## Task
Extract every line that contains the string "text".

## Data to use
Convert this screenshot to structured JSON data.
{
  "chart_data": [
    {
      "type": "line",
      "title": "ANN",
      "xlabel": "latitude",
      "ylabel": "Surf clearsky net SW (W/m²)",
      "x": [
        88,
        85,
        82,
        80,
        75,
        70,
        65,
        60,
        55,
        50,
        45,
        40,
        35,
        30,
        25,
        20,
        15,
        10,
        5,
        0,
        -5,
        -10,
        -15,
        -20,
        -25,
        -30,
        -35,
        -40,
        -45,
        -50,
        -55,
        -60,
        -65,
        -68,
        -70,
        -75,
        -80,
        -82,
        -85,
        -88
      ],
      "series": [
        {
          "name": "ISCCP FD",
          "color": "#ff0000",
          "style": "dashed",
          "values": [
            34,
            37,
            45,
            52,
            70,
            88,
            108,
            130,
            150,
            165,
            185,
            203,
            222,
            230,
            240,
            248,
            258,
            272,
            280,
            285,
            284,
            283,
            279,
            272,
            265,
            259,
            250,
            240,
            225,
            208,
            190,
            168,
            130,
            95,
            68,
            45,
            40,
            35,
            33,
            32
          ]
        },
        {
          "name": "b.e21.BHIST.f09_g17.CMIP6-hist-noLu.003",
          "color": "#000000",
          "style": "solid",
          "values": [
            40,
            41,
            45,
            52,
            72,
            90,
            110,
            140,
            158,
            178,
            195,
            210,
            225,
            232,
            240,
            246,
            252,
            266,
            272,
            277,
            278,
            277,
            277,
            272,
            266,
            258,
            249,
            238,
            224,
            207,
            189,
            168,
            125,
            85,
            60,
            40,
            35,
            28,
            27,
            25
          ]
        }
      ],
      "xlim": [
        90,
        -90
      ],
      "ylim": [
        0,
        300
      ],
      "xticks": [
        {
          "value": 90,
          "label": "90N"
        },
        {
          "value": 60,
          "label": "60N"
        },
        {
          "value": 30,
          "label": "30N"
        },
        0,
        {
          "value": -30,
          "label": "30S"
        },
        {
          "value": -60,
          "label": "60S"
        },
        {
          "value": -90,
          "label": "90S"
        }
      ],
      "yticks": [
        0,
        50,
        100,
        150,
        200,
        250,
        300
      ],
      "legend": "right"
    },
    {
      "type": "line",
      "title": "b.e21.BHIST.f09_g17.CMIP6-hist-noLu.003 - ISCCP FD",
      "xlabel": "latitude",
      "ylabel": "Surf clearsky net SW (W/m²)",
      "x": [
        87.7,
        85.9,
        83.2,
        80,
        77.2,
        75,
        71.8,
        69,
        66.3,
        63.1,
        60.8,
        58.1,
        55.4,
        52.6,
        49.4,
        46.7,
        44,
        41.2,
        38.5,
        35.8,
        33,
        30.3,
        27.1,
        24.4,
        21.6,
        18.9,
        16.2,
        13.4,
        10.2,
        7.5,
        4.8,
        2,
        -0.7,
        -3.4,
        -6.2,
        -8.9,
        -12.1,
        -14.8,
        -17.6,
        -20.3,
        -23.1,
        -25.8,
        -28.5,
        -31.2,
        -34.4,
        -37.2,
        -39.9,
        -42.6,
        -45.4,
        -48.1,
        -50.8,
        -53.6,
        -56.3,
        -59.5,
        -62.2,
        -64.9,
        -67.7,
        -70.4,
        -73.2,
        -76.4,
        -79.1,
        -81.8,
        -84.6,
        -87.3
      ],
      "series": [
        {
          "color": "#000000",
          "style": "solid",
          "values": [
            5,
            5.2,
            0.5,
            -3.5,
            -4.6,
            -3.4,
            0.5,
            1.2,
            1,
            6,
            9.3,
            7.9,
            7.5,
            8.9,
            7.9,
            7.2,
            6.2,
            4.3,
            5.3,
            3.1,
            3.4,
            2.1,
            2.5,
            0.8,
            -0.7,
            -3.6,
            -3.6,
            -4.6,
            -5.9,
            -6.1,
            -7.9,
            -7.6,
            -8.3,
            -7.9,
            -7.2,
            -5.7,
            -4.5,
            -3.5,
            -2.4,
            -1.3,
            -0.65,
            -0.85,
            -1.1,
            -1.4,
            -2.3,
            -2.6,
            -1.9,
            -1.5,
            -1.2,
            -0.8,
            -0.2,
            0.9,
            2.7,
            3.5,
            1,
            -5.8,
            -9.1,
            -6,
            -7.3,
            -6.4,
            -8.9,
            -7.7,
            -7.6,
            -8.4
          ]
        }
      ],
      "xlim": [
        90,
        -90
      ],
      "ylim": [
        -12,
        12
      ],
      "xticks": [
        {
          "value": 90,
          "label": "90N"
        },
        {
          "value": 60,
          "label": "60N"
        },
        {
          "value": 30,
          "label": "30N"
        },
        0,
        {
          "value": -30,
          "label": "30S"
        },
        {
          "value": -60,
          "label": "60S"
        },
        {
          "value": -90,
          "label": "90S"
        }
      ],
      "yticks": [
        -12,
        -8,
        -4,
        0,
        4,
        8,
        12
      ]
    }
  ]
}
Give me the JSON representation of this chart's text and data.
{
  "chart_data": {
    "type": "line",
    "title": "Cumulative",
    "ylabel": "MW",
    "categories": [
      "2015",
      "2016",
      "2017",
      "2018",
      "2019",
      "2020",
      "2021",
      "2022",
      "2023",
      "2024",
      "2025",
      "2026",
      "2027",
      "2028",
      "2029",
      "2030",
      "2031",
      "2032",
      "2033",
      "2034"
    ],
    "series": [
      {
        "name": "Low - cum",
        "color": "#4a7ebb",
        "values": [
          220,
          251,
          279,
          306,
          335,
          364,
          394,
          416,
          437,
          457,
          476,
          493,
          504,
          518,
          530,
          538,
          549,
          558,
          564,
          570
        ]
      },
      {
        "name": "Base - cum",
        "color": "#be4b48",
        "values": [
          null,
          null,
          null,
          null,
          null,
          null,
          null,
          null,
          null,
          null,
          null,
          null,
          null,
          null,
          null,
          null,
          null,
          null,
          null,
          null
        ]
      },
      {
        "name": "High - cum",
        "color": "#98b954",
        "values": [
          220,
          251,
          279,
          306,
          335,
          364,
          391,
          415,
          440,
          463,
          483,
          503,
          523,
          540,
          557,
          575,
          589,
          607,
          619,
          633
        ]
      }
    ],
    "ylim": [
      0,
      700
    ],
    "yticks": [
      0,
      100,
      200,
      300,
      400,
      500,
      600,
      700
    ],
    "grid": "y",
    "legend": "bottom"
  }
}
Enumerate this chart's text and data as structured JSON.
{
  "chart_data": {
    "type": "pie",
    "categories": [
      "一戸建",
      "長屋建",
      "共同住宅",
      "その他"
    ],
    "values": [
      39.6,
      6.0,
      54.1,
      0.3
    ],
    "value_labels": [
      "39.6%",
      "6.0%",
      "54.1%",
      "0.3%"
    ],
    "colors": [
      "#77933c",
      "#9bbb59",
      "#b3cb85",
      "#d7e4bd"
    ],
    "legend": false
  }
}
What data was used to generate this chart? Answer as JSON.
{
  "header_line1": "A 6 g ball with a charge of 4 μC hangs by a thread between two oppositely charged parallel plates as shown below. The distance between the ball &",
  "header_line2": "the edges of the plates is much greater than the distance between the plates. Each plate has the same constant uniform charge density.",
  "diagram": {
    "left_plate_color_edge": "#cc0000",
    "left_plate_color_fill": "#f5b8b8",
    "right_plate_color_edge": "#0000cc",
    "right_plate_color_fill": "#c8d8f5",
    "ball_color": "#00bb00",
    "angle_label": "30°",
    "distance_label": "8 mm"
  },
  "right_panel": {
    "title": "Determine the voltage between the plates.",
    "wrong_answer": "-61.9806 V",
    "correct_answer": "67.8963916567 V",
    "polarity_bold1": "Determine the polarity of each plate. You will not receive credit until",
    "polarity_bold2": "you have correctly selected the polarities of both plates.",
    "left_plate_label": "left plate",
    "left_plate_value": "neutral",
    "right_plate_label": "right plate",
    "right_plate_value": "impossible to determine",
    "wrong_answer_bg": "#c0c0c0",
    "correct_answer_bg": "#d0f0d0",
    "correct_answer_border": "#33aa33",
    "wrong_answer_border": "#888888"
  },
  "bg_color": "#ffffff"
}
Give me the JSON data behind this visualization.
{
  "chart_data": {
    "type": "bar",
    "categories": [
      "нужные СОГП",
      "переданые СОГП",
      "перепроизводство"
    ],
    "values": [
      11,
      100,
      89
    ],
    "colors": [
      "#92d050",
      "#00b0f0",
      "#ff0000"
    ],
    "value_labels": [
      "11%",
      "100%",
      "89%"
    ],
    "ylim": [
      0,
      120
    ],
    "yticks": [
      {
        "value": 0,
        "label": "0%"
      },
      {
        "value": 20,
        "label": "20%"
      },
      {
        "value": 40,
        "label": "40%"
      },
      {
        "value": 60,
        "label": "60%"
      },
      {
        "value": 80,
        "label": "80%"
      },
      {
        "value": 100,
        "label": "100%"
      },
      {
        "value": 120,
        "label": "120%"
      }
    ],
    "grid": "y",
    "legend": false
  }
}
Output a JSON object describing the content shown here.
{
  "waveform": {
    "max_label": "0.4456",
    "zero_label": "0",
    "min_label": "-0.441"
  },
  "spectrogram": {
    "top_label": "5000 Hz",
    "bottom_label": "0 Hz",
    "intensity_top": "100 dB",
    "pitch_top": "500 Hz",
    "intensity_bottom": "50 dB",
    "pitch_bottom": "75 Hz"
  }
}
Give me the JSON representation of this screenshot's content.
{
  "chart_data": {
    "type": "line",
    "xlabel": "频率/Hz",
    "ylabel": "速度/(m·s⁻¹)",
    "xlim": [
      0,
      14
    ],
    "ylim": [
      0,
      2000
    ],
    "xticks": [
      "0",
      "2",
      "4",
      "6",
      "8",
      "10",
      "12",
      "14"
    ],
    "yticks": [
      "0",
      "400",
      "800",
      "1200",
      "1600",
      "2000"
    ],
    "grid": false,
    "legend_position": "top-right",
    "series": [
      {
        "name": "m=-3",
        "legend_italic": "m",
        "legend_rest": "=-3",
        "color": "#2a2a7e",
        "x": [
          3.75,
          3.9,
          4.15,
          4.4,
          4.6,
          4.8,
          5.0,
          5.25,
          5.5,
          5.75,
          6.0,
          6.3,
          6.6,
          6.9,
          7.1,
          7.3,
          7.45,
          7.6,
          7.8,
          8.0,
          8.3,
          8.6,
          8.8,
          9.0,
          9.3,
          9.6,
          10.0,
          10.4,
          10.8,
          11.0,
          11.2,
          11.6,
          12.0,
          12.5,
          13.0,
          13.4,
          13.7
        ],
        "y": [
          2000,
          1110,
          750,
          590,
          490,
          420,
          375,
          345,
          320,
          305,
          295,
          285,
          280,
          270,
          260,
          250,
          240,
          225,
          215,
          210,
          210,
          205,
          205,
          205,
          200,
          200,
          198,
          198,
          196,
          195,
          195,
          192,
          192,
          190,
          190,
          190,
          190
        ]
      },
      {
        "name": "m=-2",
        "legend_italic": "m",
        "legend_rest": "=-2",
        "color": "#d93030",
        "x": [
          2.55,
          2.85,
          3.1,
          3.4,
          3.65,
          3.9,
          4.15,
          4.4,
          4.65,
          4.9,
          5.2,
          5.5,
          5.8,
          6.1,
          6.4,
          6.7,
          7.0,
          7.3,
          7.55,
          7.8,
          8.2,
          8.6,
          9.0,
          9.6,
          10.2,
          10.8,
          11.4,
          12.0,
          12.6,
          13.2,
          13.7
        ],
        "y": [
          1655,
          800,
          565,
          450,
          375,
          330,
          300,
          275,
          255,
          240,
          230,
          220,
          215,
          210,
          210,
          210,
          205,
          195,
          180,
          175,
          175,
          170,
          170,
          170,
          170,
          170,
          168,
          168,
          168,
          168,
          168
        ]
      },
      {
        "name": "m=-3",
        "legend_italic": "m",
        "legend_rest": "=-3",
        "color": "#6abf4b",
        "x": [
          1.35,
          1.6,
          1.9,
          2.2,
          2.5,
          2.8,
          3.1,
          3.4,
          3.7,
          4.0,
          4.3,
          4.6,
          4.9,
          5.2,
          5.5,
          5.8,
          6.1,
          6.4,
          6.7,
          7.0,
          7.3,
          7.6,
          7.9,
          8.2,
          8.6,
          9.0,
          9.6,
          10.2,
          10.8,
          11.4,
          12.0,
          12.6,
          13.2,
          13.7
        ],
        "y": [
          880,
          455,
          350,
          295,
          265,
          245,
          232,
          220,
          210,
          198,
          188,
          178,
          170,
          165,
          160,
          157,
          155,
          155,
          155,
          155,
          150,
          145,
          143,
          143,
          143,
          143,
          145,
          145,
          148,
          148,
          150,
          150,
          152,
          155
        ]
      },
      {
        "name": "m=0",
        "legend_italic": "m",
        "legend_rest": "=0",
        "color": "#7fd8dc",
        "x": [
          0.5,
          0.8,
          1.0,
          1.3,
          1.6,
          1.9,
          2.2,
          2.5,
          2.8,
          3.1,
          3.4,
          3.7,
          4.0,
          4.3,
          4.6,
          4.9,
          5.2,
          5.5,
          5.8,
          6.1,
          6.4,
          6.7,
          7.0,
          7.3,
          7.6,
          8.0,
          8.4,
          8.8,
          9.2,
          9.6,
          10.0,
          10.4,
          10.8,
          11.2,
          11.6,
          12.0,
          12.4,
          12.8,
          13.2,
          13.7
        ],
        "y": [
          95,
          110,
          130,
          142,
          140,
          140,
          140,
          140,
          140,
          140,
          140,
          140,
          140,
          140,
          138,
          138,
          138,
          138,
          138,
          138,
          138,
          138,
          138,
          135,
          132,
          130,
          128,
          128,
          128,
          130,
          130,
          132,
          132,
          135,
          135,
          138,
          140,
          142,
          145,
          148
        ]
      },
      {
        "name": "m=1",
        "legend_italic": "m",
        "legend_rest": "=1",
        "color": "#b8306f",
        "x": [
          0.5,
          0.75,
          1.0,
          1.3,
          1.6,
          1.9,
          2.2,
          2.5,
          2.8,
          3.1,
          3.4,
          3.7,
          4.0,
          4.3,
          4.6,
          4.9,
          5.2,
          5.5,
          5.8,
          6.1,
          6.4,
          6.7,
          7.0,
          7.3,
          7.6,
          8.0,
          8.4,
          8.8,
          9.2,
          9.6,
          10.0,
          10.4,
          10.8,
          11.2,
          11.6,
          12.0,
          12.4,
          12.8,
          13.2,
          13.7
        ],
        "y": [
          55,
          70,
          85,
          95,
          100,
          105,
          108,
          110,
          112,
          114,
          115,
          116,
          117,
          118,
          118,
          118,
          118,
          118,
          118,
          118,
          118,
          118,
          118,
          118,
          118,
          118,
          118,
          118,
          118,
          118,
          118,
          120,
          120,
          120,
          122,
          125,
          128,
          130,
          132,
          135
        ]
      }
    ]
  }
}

## Task answer
Give me the JSON representation of this chart's text and data.
Enumerate this chart's text and data as structured JSON.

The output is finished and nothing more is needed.